In the material below, list every line carrying the string "Consumer".

------------------------------------

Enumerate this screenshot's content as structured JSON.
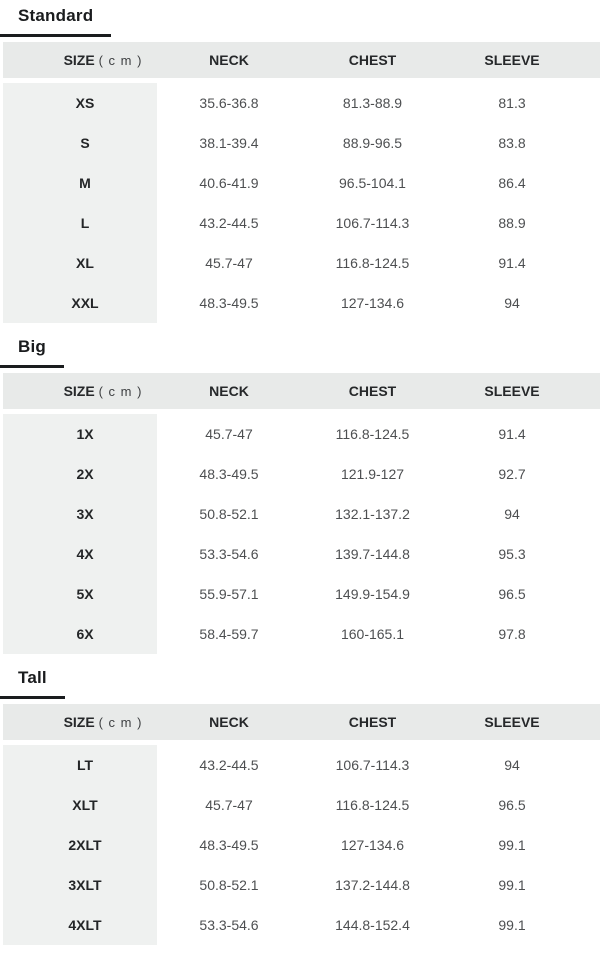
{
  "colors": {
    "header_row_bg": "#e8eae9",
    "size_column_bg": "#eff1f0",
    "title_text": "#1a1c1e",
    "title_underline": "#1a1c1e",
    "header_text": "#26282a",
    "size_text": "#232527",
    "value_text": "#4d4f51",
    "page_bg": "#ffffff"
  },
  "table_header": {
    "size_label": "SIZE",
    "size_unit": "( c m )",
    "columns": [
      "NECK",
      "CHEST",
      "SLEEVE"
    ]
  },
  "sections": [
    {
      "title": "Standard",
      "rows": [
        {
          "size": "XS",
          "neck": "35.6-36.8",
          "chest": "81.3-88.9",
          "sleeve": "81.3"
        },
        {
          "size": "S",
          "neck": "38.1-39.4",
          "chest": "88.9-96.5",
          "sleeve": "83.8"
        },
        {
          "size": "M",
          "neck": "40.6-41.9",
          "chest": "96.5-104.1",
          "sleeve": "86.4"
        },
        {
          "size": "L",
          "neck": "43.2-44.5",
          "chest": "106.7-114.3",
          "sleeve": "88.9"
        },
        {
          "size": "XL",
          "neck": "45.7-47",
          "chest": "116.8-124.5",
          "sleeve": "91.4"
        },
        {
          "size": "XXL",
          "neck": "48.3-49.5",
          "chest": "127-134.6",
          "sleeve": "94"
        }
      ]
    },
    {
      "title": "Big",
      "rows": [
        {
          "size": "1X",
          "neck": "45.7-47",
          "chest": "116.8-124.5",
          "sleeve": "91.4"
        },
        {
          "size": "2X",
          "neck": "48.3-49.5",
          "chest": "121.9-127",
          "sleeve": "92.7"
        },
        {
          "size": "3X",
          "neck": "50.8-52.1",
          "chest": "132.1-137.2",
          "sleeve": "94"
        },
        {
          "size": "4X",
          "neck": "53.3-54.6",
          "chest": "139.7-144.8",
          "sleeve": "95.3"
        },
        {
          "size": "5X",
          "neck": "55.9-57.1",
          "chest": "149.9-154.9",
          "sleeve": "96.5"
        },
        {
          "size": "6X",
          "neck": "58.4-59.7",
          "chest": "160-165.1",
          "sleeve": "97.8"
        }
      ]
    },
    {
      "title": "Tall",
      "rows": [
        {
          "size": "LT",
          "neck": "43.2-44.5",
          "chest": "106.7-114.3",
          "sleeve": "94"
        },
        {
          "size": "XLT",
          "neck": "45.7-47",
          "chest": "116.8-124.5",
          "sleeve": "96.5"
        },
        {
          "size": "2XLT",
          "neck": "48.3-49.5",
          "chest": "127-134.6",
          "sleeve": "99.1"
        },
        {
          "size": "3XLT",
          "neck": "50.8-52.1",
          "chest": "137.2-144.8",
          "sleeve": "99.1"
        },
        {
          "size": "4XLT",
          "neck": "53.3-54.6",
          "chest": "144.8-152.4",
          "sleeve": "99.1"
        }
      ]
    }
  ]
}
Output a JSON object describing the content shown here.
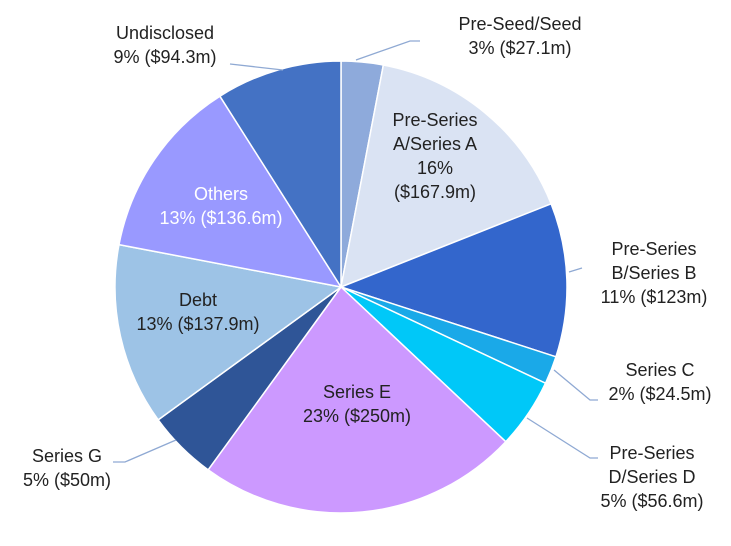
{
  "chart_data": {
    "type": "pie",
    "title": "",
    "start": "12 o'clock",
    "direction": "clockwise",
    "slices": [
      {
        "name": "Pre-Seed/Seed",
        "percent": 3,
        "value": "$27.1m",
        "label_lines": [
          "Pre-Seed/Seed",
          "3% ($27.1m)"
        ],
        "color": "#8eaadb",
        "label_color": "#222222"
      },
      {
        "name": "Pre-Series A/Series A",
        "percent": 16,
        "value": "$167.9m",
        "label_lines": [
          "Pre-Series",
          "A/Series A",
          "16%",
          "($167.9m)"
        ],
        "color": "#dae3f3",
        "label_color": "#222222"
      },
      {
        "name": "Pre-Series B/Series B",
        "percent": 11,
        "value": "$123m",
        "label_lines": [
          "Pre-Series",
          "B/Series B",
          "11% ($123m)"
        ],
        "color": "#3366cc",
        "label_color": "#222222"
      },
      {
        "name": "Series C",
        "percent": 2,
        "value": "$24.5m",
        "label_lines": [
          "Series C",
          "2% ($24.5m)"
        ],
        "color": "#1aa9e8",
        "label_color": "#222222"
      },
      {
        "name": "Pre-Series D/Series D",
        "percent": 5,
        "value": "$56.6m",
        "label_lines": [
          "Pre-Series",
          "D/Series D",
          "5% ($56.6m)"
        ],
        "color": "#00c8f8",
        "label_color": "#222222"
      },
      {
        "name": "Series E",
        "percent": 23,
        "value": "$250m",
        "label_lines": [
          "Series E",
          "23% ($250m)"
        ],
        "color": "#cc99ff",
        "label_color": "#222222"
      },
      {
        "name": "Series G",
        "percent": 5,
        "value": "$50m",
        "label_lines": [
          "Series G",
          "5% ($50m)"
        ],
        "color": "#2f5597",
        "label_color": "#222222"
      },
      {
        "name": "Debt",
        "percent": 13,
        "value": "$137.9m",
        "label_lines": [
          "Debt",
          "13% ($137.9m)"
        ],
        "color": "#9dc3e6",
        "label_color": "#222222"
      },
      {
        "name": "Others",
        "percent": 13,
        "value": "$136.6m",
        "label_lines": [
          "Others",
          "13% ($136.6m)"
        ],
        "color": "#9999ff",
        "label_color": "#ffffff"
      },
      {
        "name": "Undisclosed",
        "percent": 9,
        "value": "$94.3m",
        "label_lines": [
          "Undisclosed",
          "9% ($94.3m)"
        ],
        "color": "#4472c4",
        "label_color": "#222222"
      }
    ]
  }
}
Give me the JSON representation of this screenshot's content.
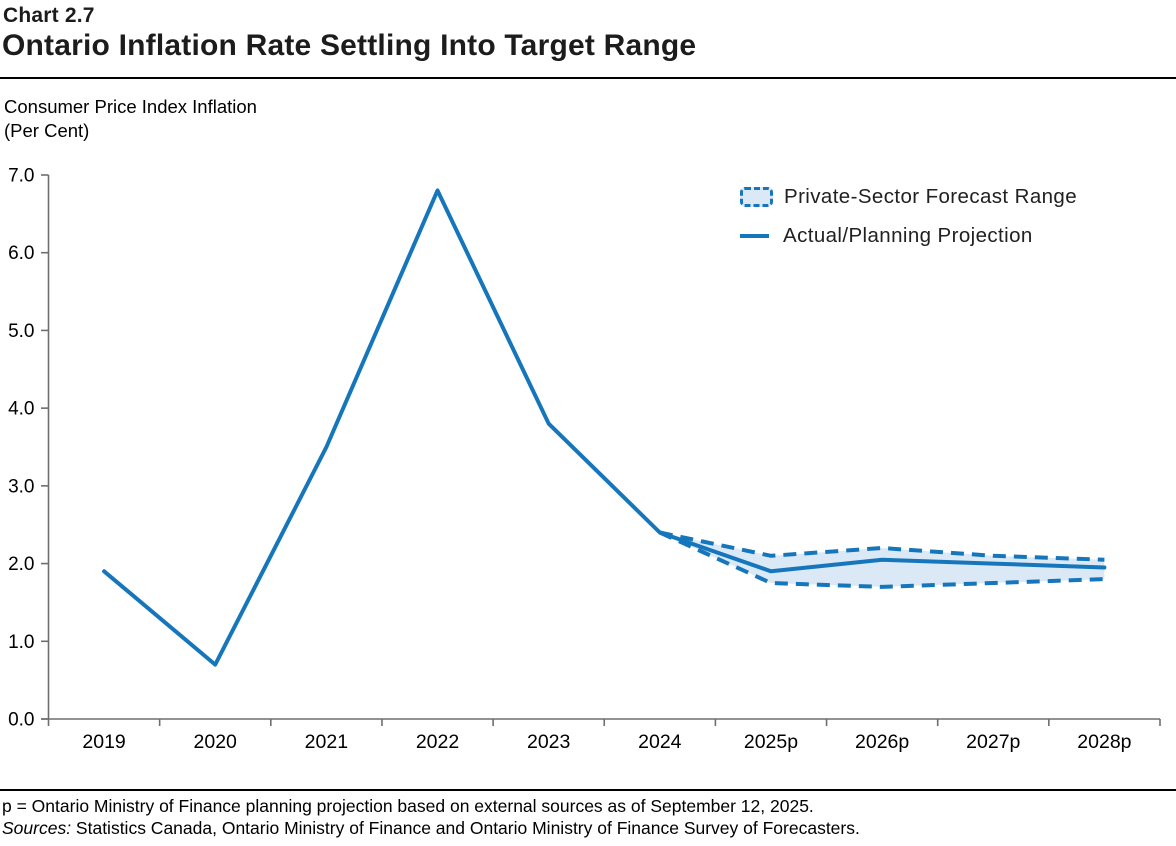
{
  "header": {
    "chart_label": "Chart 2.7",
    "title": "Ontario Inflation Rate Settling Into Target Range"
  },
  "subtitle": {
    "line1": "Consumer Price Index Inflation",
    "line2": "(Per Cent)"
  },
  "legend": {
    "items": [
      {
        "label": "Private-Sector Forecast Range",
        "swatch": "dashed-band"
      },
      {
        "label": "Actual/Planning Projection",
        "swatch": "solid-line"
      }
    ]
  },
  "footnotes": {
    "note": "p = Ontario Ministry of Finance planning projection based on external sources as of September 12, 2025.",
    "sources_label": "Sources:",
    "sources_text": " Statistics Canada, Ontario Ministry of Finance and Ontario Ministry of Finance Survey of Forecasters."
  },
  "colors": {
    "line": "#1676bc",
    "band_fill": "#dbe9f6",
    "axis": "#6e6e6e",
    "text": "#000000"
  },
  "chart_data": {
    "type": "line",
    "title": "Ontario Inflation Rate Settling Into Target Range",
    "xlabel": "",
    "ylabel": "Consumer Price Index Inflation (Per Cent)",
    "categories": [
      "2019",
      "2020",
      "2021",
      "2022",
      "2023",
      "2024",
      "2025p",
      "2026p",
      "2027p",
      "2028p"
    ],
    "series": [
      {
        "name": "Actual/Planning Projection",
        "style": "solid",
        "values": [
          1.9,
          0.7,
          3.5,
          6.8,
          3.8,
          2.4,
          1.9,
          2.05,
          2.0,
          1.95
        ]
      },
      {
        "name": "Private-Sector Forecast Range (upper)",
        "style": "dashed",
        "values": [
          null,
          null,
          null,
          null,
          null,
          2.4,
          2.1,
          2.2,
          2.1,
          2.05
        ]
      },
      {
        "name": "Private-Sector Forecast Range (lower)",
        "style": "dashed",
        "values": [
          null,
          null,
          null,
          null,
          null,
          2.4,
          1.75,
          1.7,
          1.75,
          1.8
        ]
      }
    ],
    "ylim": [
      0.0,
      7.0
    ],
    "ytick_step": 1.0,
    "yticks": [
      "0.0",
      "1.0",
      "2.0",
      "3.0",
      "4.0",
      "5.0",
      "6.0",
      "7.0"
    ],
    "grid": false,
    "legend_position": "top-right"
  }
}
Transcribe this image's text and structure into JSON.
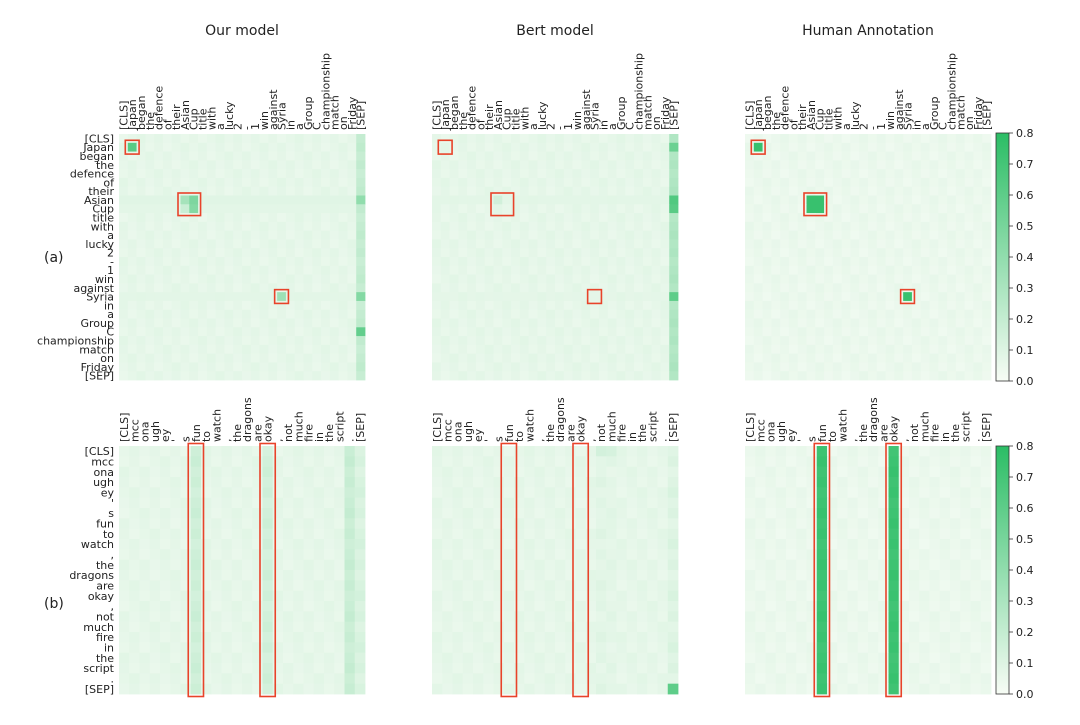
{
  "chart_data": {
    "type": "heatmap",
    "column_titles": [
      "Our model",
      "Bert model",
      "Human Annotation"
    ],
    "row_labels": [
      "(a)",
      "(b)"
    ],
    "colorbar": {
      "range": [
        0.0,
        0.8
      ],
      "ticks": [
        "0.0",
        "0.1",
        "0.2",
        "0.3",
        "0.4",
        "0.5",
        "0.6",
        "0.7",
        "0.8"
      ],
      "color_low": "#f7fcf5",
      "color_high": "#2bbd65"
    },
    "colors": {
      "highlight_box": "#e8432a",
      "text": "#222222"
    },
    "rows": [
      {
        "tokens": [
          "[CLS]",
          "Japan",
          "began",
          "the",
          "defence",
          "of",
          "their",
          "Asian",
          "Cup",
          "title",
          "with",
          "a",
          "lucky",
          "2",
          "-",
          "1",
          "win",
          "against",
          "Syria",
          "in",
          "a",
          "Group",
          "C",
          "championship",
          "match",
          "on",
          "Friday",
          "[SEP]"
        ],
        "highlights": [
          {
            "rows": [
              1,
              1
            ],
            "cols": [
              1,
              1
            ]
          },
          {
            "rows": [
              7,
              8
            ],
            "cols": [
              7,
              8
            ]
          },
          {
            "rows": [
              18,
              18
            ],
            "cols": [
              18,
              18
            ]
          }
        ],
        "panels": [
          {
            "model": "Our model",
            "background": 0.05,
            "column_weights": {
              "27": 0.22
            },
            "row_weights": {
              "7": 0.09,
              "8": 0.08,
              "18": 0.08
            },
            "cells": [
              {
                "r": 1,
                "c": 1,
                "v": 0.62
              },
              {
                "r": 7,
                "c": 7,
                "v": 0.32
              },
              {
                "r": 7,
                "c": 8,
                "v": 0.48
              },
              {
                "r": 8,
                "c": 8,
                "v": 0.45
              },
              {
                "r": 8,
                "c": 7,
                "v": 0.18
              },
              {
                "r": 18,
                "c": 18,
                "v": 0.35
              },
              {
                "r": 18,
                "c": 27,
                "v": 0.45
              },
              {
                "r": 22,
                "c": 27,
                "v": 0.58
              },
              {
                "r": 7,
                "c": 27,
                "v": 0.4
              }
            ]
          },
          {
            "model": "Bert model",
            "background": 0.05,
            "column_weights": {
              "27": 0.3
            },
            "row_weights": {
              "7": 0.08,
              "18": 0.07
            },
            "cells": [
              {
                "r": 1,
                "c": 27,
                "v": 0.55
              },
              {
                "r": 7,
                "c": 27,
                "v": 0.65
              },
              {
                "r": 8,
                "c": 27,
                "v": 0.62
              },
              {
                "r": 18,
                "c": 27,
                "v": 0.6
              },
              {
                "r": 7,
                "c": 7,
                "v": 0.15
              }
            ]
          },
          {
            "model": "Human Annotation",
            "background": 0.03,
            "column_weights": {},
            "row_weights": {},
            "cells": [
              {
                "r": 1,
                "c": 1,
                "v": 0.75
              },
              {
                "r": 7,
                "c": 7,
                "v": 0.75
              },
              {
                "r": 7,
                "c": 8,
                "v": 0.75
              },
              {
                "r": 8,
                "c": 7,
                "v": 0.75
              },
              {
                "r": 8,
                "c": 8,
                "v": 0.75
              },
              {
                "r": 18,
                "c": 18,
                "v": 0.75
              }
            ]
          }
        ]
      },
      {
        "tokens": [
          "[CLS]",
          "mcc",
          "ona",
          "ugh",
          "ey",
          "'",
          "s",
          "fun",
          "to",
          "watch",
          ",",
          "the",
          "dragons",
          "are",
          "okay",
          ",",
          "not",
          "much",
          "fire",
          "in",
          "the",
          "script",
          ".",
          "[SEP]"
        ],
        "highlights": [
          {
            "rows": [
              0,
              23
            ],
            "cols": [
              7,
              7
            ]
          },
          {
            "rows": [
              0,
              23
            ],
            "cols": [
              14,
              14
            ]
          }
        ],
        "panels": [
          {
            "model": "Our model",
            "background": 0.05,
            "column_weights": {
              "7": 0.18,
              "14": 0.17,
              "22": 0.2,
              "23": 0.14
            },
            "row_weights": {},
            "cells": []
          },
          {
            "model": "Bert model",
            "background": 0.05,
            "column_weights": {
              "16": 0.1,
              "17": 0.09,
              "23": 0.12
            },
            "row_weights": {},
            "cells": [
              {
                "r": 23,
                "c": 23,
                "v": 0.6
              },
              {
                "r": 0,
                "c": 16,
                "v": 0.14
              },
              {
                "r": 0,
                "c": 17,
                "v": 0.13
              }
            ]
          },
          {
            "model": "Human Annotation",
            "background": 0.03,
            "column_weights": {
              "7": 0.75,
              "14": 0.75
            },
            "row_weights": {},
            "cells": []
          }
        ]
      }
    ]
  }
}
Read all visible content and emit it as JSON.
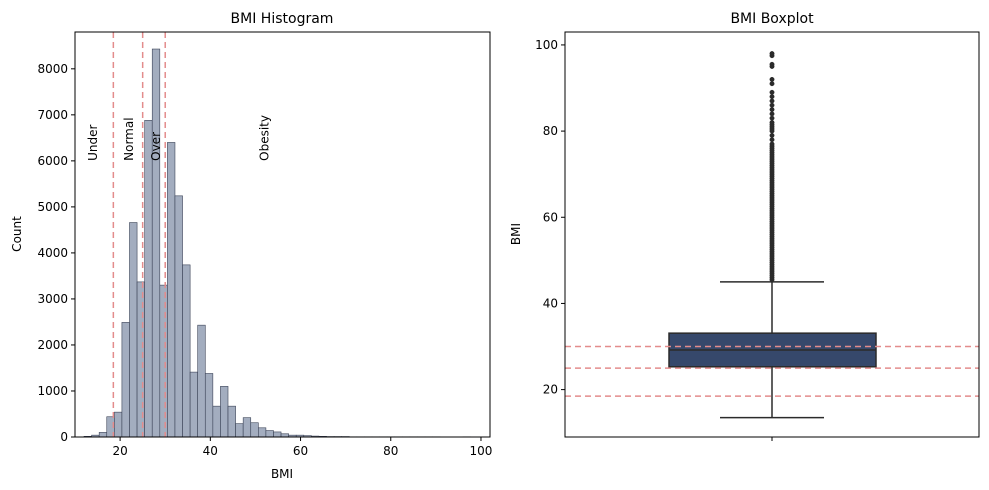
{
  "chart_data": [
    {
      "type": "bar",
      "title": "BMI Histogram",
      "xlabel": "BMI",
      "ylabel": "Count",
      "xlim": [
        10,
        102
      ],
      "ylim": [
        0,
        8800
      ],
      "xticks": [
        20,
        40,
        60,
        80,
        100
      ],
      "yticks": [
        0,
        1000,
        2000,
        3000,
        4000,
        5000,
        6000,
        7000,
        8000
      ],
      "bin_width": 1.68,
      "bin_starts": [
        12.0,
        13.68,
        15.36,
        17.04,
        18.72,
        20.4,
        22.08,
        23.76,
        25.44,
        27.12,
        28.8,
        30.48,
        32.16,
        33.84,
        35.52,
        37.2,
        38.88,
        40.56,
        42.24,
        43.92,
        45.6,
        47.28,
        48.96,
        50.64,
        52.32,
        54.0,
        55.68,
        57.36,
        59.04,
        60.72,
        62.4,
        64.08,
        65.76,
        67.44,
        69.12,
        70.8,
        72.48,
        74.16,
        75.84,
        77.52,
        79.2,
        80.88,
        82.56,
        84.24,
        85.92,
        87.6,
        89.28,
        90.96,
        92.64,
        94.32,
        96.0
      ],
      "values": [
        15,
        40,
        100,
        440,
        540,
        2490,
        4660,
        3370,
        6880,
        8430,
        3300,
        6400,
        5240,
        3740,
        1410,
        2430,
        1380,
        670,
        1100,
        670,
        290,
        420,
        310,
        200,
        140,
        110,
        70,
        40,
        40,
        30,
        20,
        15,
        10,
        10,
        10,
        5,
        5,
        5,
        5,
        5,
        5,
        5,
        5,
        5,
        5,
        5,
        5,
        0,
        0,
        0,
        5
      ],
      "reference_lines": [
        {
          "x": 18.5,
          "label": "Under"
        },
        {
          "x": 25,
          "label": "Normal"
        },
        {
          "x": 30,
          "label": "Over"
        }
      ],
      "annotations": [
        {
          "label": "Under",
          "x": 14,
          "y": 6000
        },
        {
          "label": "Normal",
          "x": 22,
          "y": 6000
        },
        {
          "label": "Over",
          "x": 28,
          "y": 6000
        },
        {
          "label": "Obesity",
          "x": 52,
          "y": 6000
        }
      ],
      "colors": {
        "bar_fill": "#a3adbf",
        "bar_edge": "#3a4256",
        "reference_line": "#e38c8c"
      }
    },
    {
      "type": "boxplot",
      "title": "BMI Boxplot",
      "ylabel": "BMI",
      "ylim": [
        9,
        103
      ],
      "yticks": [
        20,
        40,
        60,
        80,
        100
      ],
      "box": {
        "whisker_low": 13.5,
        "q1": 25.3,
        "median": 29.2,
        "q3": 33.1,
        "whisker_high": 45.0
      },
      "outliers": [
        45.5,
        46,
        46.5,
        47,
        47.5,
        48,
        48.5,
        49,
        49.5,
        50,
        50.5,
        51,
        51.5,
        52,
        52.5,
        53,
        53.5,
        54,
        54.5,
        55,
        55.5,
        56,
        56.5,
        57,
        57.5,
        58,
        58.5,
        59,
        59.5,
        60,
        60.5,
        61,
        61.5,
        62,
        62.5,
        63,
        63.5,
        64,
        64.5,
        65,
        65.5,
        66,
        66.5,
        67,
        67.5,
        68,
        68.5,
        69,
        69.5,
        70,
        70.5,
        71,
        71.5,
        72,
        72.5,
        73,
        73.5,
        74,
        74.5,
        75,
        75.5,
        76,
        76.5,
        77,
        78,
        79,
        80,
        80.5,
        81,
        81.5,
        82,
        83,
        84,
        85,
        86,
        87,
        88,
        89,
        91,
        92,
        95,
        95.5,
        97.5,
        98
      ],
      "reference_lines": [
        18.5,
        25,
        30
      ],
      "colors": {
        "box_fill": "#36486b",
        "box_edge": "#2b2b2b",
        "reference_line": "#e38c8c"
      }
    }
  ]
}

------------------------------------

Solution to the problem:
    "line1": "Consumer Price Index Inflation",
    "ylabel": "Consumer Price Index Inflation (Per Cent)",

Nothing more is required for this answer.